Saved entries

┏━━

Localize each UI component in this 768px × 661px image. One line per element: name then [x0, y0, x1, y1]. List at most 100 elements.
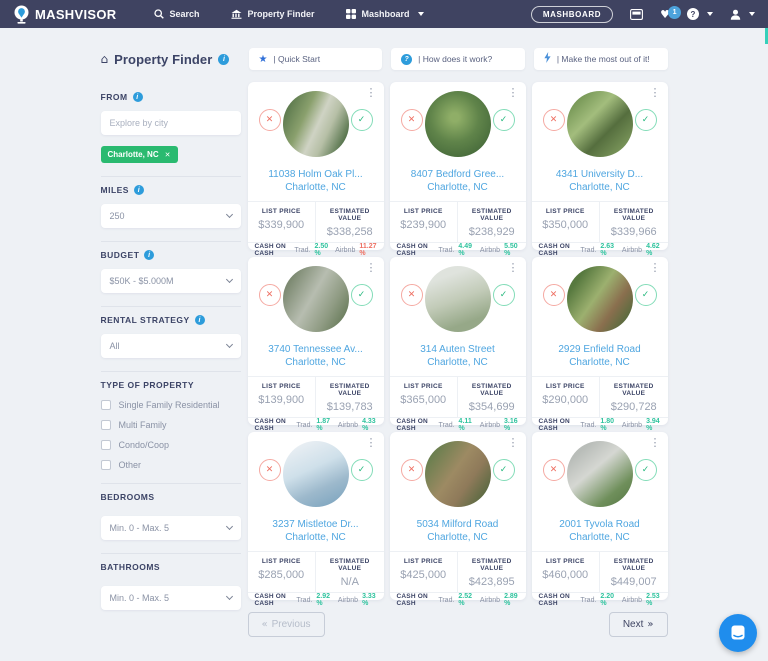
location-tag[interactable]: Charlotte, NC ✕ — [101, 146, 178, 163]
nav-item-search[interactable]: Search — [154, 9, 199, 19]
property-address-link[interactable]: 11038 Holm Oak Pl... — [248, 168, 384, 181]
accept-property-button[interactable]: ✓ — [635, 284, 657, 306]
property-photo[interactable] — [425, 91, 491, 157]
accept-property-button[interactable]: ✓ — [351, 459, 373, 481]
property-address-link[interactable]: 3237 Mistletoe Dr... — [248, 518, 384, 531]
checkbox-other[interactable]: Other — [101, 460, 241, 470]
favorites-badge: 1 — [668, 6, 681, 19]
kebab-menu-icon[interactable]: ⋮ — [508, 87, 519, 98]
estimated-value-label: ESTIMATED VALUE — [318, 208, 382, 222]
property-city-link[interactable]: Charlotte, NC — [390, 356, 526, 369]
info-icon[interactable]: i — [218, 54, 229, 65]
reject-property-button[interactable]: ✕ — [401, 284, 423, 306]
info-icon[interactable]: i — [195, 315, 205, 325]
nav-item-mashboard[interactable]: Mashboard — [346, 9, 423, 19]
property-address-link[interactable]: 314 Auten Street — [390, 343, 526, 356]
property-type-section: TYPE OF PROPERTY Single Family Residenti… — [101, 372, 241, 484]
chat-icon — [729, 624, 747, 642]
search-icon — [154, 9, 164, 19]
help-menu[interactable]: ? — [687, 8, 713, 20]
page-header: ⌂ Property Finder i ★ | Quick Start ? | … — [101, 48, 668, 70]
property-photo[interactable] — [425, 441, 491, 507]
property-city-link[interactable]: Charlotte, NC — [532, 356, 668, 369]
property-address-link[interactable]: 5034 Milford Road — [390, 518, 526, 531]
kebab-menu-icon[interactable]: ⋮ — [508, 262, 519, 273]
property-photo[interactable] — [567, 441, 633, 507]
nav-label-search: Search — [169, 9, 199, 19]
property-city-link[interactable]: Charlotte, NC — [532, 531, 668, 544]
property-photo[interactable] — [425, 266, 491, 332]
favorites[interactable]: ♥ 1 — [660, 9, 670, 20]
property-city-link[interactable]: Charlotte, NC — [390, 181, 526, 194]
property-address-link[interactable]: 3740 Tennessee Av... — [248, 343, 384, 356]
mashboard-button[interactable]: MASHBOARD — [531, 6, 613, 23]
estimated-value-value: $139,783 — [318, 401, 382, 413]
checkbox-single-family[interactable]: Single Family Residential — [101, 400, 241, 410]
accept-property-button[interactable]: ✓ — [493, 109, 515, 131]
reject-property-button[interactable]: ✕ — [259, 459, 281, 481]
account-menu[interactable] — [730, 9, 755, 20]
property-photo[interactable] — [283, 266, 349, 332]
accept-property-button[interactable]: ✓ — [635, 109, 657, 131]
accept-property-button[interactable]: ✓ — [493, 284, 515, 306]
quick-start-button[interactable]: ★ | Quick Start — [249, 48, 383, 70]
home-icon: ⌂ — [101, 52, 109, 66]
kebab-menu-icon[interactable]: ⋮ — [366, 437, 377, 448]
property-photo[interactable] — [567, 91, 633, 157]
property-photo[interactable] — [283, 441, 349, 507]
reject-property-button[interactable]: ✕ — [401, 109, 423, 131]
property-address-link[interactable]: 2929 Enfield Road — [532, 343, 668, 356]
check-icon: ✓ — [358, 465, 366, 475]
kebab-menu-icon[interactable]: ⋮ — [650, 437, 661, 448]
property-city-link[interactable]: Charlotte, NC — [248, 356, 384, 369]
kebab-menu-icon[interactable]: ⋮ — [366, 87, 377, 98]
reject-property-button[interactable]: ✕ — [543, 459, 565, 481]
kebab-menu-icon[interactable]: ⋮ — [508, 437, 519, 448]
kebab-menu-icon[interactable]: ⋮ — [650, 262, 661, 273]
property-photo[interactable] — [567, 266, 633, 332]
how-does-it-work-button[interactable]: ? | How does it work? — [391, 48, 525, 70]
accept-property-button[interactable]: ✓ — [493, 459, 515, 481]
accept-property-button[interactable]: ✓ — [351, 109, 373, 131]
image-icon[interactable] — [630, 9, 643, 20]
make-the-most-button[interactable]: | Make the most out of it! — [534, 48, 668, 70]
checkbox-multi-family[interactable]: Multi Family — [101, 420, 241, 430]
reject-property-button[interactable]: ✕ — [259, 284, 281, 306]
chevron-down-icon — [749, 12, 755, 16]
info-icon[interactable]: i — [144, 250, 154, 260]
mashvisor-logo[interactable]: MASHVISOR — [13, 5, 116, 24]
next-button[interactable]: Next » — [609, 612, 668, 637]
reject-property-button[interactable]: ✕ — [259, 109, 281, 131]
property-city-link[interactable]: Charlotte, NC — [390, 531, 526, 544]
property-city-link[interactable]: Charlotte, NC — [248, 181, 384, 194]
intercom-chat-launcher[interactable] — [719, 614, 757, 652]
budget-select[interactable]: $50K - $5.000M — [101, 269, 241, 293]
miles-select[interactable]: 250 — [101, 204, 241, 228]
trad-coc-value: 2.52 % — [458, 593, 472, 607]
property-city-link[interactable]: Charlotte, NC — [248, 531, 384, 544]
property-address-link[interactable]: 2001 Tyvola Road — [532, 518, 668, 531]
property-photo[interactable] — [283, 91, 349, 157]
cash-on-cash-label: CASH ON CASH — [539, 593, 574, 607]
reject-property-button[interactable]: ✕ — [401, 459, 423, 481]
reject-property-button[interactable]: ✕ — [543, 109, 565, 131]
x-icon: ✕ — [550, 115, 558, 125]
property-address-link[interactable]: 8407 Bedford Gree... — [390, 168, 526, 181]
accept-property-button[interactable]: ✓ — [351, 284, 373, 306]
kebab-menu-icon[interactable]: ⋮ — [650, 87, 661, 98]
rental-strategy-select[interactable]: All — [101, 334, 241, 358]
explore-by-city-input[interactable] — [101, 111, 241, 135]
info-icon[interactable]: i — [134, 185, 144, 195]
property-address-link[interactable]: 4341 University D... — [532, 168, 668, 181]
nav-item-property-finder[interactable]: Property Finder — [231, 9, 314, 19]
tag-close-icon[interactable]: ✕ — [165, 151, 171, 159]
bathrooms-select[interactable]: Min. 0 - Max. 5 — [101, 586, 241, 610]
reject-property-button[interactable]: ✕ — [543, 284, 565, 306]
property-city-link[interactable]: Charlotte, NC — [532, 181, 668, 194]
kebab-menu-icon[interactable]: ⋮ — [366, 262, 377, 273]
accept-property-button[interactable]: ✓ — [635, 459, 657, 481]
bedrooms-select[interactable]: Min. 0 - Max. 5 — [101, 516, 241, 540]
checkbox-condo-coop[interactable]: Condo/Coop — [101, 440, 241, 450]
info-icon[interactable]: i — [133, 92, 143, 102]
previous-button[interactable]: « Previous — [248, 612, 325, 637]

┗━━

## Goal:
Give the lines between the one containing "location-tag[interactable]: Charlotte, NC" and the one containing "checkbox-other[interactable]: Other —", inclusive, as a JSON list of strings with one string per line and blank lines left out.

## Solution for this task:
[
  "location-tag[interactable]: Charlotte, NC ✕ — [101, 146, 178, 163]",
  "nav-item-search[interactable]: Search — [154, 9, 199, 19]",
  "property-address-link[interactable]: 11038 Holm Oak Pl... — [248, 168, 384, 181]",
  "accept-property-button[interactable]: ✓ — [635, 284, 657, 306]",
  "property-photo[interactable] — [425, 91, 491, 157]",
  "accept-property-button[interactable]: ✓ — [351, 459, 373, 481]",
  "property-address-link[interactable]: 3237 Mistletoe Dr... — [248, 518, 384, 531]",
  "checkbox-other[interactable]: Other — [101, 460, 241, 470]"
]